(Stored data entries)
□ □ □ □ □ □ □
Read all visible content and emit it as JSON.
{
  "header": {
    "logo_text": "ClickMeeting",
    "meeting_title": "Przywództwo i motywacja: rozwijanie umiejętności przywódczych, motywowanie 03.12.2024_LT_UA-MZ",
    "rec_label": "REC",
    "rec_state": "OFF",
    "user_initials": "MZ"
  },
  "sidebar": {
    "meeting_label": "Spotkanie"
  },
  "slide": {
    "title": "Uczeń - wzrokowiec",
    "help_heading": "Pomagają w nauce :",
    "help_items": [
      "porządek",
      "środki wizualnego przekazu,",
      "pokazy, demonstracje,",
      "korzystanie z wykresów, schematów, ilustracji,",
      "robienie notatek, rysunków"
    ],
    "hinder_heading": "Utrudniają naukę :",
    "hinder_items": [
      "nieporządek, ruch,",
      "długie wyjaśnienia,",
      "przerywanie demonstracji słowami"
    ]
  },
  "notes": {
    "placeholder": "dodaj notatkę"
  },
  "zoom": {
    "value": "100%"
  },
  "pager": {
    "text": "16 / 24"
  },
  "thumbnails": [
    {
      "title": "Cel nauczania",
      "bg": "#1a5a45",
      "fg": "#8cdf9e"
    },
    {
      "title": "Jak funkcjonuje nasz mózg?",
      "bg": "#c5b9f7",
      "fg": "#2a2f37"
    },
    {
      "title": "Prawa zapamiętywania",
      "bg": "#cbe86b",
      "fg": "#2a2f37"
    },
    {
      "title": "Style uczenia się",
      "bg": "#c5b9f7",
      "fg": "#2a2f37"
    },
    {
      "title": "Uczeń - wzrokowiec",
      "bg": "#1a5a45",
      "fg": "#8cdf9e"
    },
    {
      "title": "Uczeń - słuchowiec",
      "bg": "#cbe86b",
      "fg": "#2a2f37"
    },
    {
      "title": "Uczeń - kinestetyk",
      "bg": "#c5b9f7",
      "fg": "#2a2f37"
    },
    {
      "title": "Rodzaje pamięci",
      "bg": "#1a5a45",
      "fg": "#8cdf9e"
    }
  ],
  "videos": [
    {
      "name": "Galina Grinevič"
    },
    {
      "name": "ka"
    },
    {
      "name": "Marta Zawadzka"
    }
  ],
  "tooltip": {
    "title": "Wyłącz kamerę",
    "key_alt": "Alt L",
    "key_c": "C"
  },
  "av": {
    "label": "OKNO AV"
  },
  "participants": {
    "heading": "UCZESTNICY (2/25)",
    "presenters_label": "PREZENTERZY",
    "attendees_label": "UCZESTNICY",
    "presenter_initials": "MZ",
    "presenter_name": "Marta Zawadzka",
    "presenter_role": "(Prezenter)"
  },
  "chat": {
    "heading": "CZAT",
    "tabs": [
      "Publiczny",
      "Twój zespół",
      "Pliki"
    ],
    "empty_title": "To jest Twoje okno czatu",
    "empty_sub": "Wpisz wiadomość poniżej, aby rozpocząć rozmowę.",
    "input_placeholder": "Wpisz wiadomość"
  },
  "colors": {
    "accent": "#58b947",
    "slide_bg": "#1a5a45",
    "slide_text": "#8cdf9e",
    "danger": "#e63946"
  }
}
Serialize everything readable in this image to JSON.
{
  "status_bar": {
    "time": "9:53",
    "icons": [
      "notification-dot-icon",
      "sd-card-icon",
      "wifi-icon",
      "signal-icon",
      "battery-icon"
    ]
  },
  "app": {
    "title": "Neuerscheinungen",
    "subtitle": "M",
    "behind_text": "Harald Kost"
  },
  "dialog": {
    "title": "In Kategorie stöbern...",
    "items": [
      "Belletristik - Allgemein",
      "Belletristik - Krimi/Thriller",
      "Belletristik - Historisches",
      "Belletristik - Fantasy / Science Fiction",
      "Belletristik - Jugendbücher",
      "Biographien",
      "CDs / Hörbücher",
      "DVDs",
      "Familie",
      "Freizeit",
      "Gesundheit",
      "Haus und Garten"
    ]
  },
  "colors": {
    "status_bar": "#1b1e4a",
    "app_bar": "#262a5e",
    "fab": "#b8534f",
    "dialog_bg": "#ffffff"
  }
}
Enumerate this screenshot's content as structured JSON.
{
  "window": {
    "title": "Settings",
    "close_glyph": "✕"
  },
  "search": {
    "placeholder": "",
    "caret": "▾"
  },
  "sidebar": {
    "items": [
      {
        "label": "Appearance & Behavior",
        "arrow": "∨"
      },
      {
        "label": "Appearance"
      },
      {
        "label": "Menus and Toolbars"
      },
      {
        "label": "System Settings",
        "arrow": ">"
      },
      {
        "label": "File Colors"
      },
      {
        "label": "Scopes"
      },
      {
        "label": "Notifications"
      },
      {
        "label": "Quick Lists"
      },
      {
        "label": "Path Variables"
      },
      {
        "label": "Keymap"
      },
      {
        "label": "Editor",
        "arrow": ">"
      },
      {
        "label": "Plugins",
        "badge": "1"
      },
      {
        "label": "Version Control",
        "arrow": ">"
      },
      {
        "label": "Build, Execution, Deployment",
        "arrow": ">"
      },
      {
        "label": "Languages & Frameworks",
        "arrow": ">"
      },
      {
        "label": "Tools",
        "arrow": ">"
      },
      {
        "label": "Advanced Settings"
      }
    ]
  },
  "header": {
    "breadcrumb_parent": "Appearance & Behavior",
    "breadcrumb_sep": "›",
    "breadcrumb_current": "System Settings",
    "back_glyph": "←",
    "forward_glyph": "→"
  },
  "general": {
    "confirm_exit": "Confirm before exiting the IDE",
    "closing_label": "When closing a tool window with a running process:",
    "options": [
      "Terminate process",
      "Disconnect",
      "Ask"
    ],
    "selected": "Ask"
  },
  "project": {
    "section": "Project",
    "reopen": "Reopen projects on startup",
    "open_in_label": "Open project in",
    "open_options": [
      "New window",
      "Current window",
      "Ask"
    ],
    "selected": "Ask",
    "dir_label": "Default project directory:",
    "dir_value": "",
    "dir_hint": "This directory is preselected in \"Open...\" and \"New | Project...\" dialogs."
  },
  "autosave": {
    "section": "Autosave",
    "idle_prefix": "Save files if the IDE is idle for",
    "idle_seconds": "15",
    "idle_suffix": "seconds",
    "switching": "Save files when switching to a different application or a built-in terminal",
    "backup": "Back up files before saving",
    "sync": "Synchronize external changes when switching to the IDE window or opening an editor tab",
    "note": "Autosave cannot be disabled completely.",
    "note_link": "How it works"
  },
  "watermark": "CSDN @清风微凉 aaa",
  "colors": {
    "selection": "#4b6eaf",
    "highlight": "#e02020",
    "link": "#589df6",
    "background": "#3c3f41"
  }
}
□ □ □ □ □ □ □
Where does the word "wiadomość" appear in the listing? List each line that holds it.

#### Worked answer
    "empty_sub": "Wpisz wiadomość poniżej, aby rozpocząć rozmowę.",
    "input_placeholder": "Wpisz wiadomość"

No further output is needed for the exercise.